:: Given entries

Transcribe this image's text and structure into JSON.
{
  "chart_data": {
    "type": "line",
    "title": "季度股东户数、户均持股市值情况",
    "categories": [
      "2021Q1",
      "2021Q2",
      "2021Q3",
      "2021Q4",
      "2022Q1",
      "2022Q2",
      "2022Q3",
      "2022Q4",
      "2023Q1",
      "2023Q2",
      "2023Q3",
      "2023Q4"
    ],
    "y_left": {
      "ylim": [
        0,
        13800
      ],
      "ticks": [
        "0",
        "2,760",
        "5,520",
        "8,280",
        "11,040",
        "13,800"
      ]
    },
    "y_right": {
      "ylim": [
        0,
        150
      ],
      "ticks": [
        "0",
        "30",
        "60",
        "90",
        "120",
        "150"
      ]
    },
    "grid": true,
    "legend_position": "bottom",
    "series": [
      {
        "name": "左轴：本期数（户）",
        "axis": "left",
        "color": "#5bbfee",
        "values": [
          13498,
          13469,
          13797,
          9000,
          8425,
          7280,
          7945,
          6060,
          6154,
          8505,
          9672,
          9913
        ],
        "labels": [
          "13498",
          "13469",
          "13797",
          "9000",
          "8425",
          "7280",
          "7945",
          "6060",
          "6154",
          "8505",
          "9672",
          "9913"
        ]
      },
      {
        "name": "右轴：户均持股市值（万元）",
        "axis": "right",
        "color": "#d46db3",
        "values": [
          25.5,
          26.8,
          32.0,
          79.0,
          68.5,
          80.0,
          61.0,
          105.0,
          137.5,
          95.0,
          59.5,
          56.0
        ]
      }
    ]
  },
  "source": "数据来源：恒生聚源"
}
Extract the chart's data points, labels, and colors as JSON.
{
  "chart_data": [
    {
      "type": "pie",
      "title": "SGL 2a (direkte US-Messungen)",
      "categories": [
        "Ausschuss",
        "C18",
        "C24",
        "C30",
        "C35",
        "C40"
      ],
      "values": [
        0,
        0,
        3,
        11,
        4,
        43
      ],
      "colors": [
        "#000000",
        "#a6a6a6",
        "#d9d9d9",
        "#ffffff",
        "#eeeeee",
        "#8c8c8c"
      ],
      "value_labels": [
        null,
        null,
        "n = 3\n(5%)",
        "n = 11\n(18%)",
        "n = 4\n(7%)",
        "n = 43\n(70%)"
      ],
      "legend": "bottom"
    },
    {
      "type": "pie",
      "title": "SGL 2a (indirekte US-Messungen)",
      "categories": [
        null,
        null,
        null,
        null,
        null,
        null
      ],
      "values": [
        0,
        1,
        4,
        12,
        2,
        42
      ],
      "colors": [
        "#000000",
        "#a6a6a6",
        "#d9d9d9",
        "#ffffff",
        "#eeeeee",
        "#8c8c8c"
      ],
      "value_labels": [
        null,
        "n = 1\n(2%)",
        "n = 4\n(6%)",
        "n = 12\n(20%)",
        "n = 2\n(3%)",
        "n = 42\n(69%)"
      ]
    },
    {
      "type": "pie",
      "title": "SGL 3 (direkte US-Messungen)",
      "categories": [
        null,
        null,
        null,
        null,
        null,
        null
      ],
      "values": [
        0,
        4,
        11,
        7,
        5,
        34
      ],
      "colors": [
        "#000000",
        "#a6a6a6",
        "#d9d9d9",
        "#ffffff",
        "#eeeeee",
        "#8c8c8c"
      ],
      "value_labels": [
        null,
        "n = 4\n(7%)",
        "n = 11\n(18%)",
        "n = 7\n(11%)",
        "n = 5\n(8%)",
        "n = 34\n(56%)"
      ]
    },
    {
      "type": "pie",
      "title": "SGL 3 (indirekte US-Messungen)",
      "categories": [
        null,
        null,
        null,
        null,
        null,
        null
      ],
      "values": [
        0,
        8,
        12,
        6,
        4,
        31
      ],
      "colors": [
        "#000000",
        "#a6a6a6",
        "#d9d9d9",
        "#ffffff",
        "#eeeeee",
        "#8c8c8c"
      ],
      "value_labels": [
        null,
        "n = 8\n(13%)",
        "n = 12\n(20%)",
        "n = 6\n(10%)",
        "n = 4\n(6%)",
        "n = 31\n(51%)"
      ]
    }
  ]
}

::::

> _Prompt_: Select the lines from the entries that include the word "Messungen".

> _Task answer_:
      "title": "SGL 2a (direkte US-Messungen)",
      "title": "SGL 2a (indirekte US-Messungen)",
      "title": "SGL 3 (direkte US-Messungen)",
      "title": "SGL 3 (indirekte US-Messungen)",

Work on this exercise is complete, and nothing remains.